**DATASET ENTRIES:**
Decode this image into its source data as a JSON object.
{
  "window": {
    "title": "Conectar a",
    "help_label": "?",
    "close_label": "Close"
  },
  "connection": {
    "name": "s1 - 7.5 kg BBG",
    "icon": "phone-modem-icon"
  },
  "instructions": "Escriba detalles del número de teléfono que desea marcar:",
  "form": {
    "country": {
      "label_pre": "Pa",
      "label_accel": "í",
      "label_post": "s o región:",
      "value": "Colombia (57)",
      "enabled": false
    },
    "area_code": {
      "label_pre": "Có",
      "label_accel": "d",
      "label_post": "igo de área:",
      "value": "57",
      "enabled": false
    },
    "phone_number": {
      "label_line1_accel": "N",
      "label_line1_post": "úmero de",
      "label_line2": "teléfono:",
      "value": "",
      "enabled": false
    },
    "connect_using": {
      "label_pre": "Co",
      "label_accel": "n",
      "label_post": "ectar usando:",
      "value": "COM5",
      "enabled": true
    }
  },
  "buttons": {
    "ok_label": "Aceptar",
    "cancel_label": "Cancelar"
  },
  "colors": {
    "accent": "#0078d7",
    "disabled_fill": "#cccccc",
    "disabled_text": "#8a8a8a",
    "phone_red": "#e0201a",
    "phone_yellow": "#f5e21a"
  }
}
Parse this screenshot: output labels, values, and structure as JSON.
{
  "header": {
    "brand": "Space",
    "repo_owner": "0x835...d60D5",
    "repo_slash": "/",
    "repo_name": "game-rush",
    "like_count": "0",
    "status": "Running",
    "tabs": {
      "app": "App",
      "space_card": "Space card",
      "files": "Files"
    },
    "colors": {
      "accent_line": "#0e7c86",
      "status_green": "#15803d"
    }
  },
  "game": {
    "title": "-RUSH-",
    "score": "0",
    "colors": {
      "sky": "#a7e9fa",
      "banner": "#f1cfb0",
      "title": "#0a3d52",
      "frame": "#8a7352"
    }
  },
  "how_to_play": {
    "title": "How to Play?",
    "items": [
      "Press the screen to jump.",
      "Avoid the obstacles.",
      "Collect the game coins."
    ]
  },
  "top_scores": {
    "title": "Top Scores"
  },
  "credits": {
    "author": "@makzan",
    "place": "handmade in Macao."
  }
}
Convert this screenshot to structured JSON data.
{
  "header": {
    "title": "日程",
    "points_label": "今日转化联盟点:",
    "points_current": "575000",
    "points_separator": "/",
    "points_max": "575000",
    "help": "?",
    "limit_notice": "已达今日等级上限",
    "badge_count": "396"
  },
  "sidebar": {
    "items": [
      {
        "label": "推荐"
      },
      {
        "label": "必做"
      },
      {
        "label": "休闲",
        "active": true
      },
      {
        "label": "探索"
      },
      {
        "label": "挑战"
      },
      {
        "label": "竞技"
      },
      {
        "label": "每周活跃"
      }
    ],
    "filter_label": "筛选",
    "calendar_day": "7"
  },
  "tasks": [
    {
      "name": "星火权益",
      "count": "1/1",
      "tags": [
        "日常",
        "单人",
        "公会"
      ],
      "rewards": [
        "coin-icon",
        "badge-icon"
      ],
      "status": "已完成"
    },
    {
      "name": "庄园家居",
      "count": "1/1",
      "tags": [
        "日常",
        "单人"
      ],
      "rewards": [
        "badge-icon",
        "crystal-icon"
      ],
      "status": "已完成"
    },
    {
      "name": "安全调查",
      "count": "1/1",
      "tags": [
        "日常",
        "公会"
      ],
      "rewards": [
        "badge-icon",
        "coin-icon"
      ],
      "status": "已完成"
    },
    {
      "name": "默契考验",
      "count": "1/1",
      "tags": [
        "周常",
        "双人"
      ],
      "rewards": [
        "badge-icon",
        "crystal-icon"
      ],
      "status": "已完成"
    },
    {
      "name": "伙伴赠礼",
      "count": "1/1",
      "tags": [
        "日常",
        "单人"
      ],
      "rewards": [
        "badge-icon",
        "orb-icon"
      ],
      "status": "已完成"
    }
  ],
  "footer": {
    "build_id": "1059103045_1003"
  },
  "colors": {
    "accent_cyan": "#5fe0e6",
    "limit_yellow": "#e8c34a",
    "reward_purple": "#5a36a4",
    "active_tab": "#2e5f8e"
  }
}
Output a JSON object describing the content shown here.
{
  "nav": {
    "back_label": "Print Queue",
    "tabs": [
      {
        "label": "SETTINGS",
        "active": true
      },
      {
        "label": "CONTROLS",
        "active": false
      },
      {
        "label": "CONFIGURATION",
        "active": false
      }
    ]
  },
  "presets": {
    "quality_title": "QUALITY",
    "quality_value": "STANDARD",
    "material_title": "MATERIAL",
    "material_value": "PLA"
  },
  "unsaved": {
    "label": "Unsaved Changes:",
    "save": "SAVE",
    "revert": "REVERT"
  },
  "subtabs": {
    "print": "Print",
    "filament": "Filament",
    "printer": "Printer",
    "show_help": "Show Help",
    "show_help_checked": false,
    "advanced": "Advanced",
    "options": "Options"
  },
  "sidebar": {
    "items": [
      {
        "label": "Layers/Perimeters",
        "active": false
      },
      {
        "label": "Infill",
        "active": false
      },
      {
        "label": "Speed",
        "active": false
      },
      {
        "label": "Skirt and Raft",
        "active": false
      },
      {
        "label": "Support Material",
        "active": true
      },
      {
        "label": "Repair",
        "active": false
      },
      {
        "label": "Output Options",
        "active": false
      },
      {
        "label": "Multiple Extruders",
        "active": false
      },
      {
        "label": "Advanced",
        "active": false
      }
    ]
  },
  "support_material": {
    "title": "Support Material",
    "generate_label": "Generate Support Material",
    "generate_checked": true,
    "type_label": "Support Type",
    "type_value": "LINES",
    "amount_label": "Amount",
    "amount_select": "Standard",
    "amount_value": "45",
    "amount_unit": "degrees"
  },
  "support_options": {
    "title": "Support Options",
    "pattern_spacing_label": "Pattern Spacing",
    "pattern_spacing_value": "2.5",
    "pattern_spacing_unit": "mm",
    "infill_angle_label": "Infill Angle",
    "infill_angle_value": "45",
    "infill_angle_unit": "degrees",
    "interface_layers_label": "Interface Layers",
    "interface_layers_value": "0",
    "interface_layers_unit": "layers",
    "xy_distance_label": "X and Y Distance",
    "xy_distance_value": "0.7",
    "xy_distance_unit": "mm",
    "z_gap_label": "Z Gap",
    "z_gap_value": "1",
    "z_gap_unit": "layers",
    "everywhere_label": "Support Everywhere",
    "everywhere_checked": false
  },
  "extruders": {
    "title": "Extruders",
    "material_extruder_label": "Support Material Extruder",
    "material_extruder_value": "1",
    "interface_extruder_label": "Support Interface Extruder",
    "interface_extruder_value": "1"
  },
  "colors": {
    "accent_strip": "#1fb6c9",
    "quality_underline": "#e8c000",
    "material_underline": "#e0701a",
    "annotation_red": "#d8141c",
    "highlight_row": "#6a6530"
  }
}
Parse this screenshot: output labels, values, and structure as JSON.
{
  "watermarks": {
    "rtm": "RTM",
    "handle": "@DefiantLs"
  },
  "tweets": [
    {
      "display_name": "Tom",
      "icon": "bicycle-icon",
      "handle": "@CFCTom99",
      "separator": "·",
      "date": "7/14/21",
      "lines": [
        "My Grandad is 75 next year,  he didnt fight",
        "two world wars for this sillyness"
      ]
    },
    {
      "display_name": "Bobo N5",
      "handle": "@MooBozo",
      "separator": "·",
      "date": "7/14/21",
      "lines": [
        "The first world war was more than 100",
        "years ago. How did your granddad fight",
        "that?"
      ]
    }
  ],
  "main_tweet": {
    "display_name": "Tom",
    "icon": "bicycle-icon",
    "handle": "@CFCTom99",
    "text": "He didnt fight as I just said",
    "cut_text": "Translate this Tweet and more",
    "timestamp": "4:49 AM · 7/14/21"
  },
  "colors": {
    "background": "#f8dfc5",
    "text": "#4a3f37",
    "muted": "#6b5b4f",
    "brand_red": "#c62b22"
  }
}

**WORK REQUIRED:** Search the data for "world" and list every line in which it occurs.

**THE RESPONSE:**
        "two world wars for this sillyness"
        "The first world war was more than 100",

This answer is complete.